## OBJECTIVE:
Lines that contain "JSON" are to be counted; give only their number.

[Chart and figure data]
|---|
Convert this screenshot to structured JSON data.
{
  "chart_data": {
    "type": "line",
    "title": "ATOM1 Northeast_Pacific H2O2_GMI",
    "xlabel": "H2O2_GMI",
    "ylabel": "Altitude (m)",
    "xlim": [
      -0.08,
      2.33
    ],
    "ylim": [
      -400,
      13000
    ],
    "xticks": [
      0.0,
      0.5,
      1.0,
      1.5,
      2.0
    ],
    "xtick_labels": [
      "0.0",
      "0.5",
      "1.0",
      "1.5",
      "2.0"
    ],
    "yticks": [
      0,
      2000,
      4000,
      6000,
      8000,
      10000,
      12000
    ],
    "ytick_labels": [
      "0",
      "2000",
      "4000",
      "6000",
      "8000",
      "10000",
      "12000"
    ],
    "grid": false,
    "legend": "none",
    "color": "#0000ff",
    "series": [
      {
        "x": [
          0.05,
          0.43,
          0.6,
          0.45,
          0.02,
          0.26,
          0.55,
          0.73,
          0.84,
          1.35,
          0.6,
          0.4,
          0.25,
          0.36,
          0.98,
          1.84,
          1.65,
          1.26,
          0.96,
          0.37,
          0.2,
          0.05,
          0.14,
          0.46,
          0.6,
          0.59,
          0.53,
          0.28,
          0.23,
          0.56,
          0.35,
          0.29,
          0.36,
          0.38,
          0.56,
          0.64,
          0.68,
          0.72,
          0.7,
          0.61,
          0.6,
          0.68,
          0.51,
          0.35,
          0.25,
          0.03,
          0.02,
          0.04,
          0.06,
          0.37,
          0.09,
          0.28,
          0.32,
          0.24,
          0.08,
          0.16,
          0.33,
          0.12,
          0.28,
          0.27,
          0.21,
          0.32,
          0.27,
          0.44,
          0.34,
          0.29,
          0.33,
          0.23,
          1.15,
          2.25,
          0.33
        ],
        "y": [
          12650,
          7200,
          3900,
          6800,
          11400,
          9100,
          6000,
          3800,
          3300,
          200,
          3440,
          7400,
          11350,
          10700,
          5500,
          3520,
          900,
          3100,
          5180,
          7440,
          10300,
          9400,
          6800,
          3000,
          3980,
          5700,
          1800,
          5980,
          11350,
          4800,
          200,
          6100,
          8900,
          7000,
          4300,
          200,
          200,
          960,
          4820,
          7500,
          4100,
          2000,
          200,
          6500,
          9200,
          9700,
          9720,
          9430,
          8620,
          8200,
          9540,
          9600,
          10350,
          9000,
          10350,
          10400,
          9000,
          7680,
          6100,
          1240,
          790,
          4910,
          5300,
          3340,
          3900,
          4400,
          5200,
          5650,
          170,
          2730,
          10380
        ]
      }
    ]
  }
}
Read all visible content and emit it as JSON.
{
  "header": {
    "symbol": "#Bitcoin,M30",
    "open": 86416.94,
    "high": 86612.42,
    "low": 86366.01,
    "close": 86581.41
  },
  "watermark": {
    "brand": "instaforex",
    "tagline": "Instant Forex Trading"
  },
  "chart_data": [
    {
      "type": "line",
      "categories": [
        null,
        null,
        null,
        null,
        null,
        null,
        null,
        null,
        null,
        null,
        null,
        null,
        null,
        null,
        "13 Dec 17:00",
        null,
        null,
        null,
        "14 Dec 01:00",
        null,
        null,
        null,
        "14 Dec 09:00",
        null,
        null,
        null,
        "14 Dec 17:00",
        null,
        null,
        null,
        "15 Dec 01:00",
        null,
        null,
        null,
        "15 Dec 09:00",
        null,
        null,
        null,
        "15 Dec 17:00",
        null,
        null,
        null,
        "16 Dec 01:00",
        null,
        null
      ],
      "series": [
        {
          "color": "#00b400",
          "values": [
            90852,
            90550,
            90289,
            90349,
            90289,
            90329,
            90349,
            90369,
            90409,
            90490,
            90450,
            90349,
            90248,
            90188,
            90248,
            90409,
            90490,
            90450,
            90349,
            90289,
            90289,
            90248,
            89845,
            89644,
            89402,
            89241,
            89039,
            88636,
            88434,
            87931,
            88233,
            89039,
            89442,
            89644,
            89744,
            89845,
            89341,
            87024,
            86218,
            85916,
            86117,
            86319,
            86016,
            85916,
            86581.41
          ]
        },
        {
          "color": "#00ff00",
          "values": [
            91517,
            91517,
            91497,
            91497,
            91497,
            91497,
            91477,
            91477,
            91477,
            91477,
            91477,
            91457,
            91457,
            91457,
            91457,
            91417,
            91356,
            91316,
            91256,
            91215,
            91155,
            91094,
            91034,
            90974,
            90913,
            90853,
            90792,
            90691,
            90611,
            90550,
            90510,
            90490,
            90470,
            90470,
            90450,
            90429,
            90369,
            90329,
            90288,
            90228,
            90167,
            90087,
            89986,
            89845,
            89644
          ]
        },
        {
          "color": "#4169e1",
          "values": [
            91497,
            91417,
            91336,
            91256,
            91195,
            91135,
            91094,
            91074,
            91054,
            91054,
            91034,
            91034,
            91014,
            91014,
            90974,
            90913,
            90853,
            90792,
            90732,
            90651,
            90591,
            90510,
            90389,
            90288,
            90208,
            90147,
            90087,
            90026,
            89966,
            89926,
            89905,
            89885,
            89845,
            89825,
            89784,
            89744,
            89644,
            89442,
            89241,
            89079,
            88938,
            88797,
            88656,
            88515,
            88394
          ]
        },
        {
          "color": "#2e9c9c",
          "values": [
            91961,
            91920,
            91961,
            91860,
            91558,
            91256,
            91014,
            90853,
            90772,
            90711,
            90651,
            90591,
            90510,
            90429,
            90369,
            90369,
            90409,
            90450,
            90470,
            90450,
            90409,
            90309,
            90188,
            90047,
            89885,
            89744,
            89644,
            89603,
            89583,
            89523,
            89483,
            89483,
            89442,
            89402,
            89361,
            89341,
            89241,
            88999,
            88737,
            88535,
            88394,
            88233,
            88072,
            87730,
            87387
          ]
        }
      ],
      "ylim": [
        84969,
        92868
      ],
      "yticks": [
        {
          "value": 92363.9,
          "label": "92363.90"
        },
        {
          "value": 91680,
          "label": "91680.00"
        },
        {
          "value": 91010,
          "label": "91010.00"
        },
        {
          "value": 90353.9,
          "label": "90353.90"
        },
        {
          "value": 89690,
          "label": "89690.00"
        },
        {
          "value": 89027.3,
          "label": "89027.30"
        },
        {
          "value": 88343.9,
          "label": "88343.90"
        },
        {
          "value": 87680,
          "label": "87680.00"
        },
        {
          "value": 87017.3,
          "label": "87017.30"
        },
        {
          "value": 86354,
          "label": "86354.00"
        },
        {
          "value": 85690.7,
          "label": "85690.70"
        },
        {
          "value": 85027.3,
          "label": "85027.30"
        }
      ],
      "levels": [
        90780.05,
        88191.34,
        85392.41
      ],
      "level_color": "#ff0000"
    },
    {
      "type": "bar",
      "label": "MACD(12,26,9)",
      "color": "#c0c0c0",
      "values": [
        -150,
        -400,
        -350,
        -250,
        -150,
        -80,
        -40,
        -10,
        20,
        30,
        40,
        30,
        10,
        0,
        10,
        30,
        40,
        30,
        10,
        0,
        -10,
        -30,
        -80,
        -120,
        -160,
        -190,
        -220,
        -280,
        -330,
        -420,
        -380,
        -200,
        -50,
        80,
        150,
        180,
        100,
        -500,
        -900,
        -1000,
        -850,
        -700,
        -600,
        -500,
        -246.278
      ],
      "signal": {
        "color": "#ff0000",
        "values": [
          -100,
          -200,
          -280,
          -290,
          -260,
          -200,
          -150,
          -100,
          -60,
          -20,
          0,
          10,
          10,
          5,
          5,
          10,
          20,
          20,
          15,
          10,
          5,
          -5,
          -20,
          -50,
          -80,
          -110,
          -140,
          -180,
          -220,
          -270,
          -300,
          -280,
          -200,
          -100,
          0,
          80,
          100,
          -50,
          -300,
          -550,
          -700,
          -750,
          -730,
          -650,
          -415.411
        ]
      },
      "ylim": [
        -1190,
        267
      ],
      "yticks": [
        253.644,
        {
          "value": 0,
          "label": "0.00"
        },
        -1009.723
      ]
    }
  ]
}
|---|
## WRITTEN REPLY:
2